Written task = In the discussion below about the Visual Studio form designer, what does the writer say especially improved the 2005 version?

Provided text =
+++++

Yes; that can be a problem. Again though, not many forms I've ever had
to create required creating controls dynamically. Where I do, its
usually commented in a label somewhere, which is hidden by default.
If you have to hand code anything, you need to make it at least a
little maintainable. I don't think a lot of effort is needed though.
And again, if you use the designer, you have time to make code which
you can't create via the designer more maintainable, because the code
easily worked in via the designer doesn't have to be thought about.
This was particularly true last time I was doing compact framework
development, where using custom controls in the designer was pretty
horrible.
Compact development is an area I haven't gotten into yet, I'll have to
trust you that there were problems here. As far as the original topic
of this thread though, it didn't seem the OP was going to be using the
compact framework. I would think if you were, you'd make sure to
mention that, since I'd think most assume normal framework.
Perhaps the difference is that I'm coming from a largely 2003
background, and certainly in your first posts you didn't make it clear
that you were only really advocating 2005. I haven't worked much with
the designer in 2005 - I'll still be leary of it, but maybe I should
give it another try.
I advocate 2003, but yes it does have its problems. 2005 is
signficantly imporved, especially with the new container controls. You
should give it a try. If you want relative positioning of controls
(which I bet is a lot more common than the cases you sight for control
arrays), you should be pleasently suprised.
Ah, now refactoring is a tool I would be loathe to be without. I was
always amazed that MS brought out 2002 and 2003 without refactoring in,
when Java tools have had it for ages (and other languages before then,
I realise). Even now the range and power of the refactorings available
in VS are weaker than in Eclipse. (I know there are 3rd party tools,
but I'd rather not have to use them, especially if they cost money. I'm
spoiled by so much being free in the Java world.)
I haven't been as spoiled in Java. Much of my experience was a college
course. The last project was 'write a program that does this, in
Swing, and without using an IDE.' I didn't do it, since I believed
even that that UI is best left coded to the designers. Its a lot of
code to write, for something which should be rather simple. I did
learn about the layout mode (I was rather annoyed that I couldn't
absolutely position controls; its odd, you don't like the designer
because it takes some power, but relative positioning with flow layout
you seem to like, but it takes away the power to put controls exactly
where you want. Of course, I didn't do the project, so perhaps I was
wrong.)

The refactoring tools are great in VS2005, and I agree wholeheartedly.

+++++

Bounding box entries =
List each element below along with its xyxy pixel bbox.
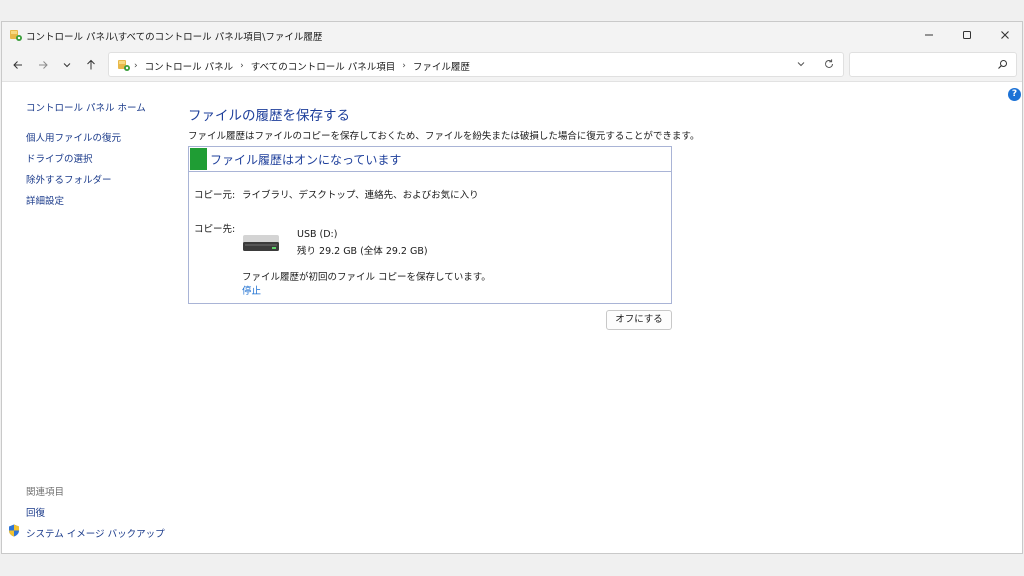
refresh-icon	[825, 59, 833, 68]
breadcrumb-control-panel[interactable]: コントロール パネル	[145, 59, 234, 73]
sidebar-item-home[interactable]: コントロール パネル ホーム	[26, 100, 146, 114]
chevron-down-icon	[63, 63, 71, 68]
maximize-icon	[963, 31, 971, 39]
maximize-button[interactable]	[948, 22, 986, 48]
status-header: ファイル履歴はオンになっています	[189, 147, 671, 172]
recent-locations-button[interactable]	[59, 57, 75, 73]
sidebar-item-advanced-settings[interactable]: 詳細設定	[26, 193, 64, 207]
page-title: ファイルの履歴を保存する	[188, 108, 350, 124]
address-dropdown-button[interactable]	[795, 58, 807, 73]
related-items-label: 関連項目	[26, 487, 65, 498]
minimize-icon	[925, 34, 933, 36]
breadcrumb: › コントロール パネル › すべてのコントロール パネル項目 › ファイル履歴	[134, 59, 470, 73]
breadcrumb-file-history[interactable]: ファイル履歴	[413, 59, 470, 73]
status-indicator	[190, 148, 207, 170]
arrow-left-icon	[13, 61, 22, 69]
page-description: ファイル履歴はファイルのコピーを保存しておくため、ファイルを紛失または破損した場…	[188, 131, 700, 142]
breadcrumb-all-items[interactable]: すべてのコントロール パネル項目	[251, 59, 395, 73]
minimize-button[interactable]	[910, 22, 948, 48]
shield-icon	[9, 524, 19, 537]
back-button[interactable]	[10, 57, 26, 73]
arrow-up-icon	[87, 59, 95, 70]
drive-space: 残り 29.2 GB (全体 29.2 GB)	[297, 246, 428, 257]
breadcrumb-separator[interactable]: ›	[240, 61, 244, 71]
title-bar: コントロール パネル\すべてのコントロール パネル項目\ファイル履歴	[2, 22, 1022, 48]
drive-name: USB (D:)	[297, 229, 338, 240]
close-icon	[1001, 31, 1009, 39]
forward-button[interactable]	[35, 57, 51, 73]
file-history-status-panel: ファイル履歴はオンになっています コピー元: ライブラリ、デスクトップ、連絡先、…	[188, 146, 672, 304]
address-bar[interactable]: › コントロール パネル › すべてのコントロール パネル項目 › ファイル履歴	[108, 52, 844, 77]
status-message: ファイル履歴が初回のファイル コピーを保存しています。	[242, 272, 491, 283]
related-item-recovery[interactable]: 回復	[26, 505, 45, 519]
navigation-bar: › コントロール パネル › すべてのコントロール パネル項目 › ファイル履歴	[2, 48, 1022, 82]
window-title: コントロール パネル\すべてのコントロール パネル項目\ファイル履歴	[26, 32, 323, 43]
sidebar-item-select-drive[interactable]: ドライブの選択	[26, 151, 93, 165]
arrow-right-icon	[39, 61, 48, 69]
breadcrumb-separator[interactable]: ›	[402, 61, 406, 71]
drive-icon	[243, 235, 279, 251]
help-button[interactable]: ?	[1008, 88, 1021, 101]
turn-off-button[interactable]: オフにする	[606, 310, 672, 330]
close-button[interactable]	[986, 22, 1024, 48]
copy-source-value: ライブラリ、デスクトップ、連絡先、およびお気に入り	[242, 190, 479, 201]
sidebar-item-restore[interactable]: 個人用ファイルの復元	[26, 130, 121, 144]
refresh-button[interactable]	[823, 58, 835, 73]
file-history-window: コントロール パネル\すべてのコントロール パネル項目\ファイル履歴 › コント…	[1, 21, 1023, 554]
up-button[interactable]	[83, 57, 99, 73]
stop-link[interactable]: 停止	[242, 283, 261, 297]
copy-source-label: コピー元:	[194, 190, 236, 201]
search-input[interactable]	[854, 56, 998, 74]
control-panel-icon	[118, 60, 130, 71]
sidebar-item-exclude-folders[interactable]: 除外するフォルダー	[26, 172, 112, 186]
search-icon	[998, 60, 1007, 69]
status-title: ファイル履歴はオンになっています	[210, 153, 402, 167]
copy-destination-label: コピー先:	[194, 224, 236, 235]
control-panel-icon	[10, 30, 22, 41]
search-box[interactable]	[849, 52, 1017, 77]
related-item-system-image-backup[interactable]: システム イメージ バックアップ	[26, 526, 165, 540]
chevron-down-icon	[797, 62, 805, 67]
breadcrumb-separator[interactable]: ›	[134, 61, 138, 71]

+++++

Output of the task = The new container controls.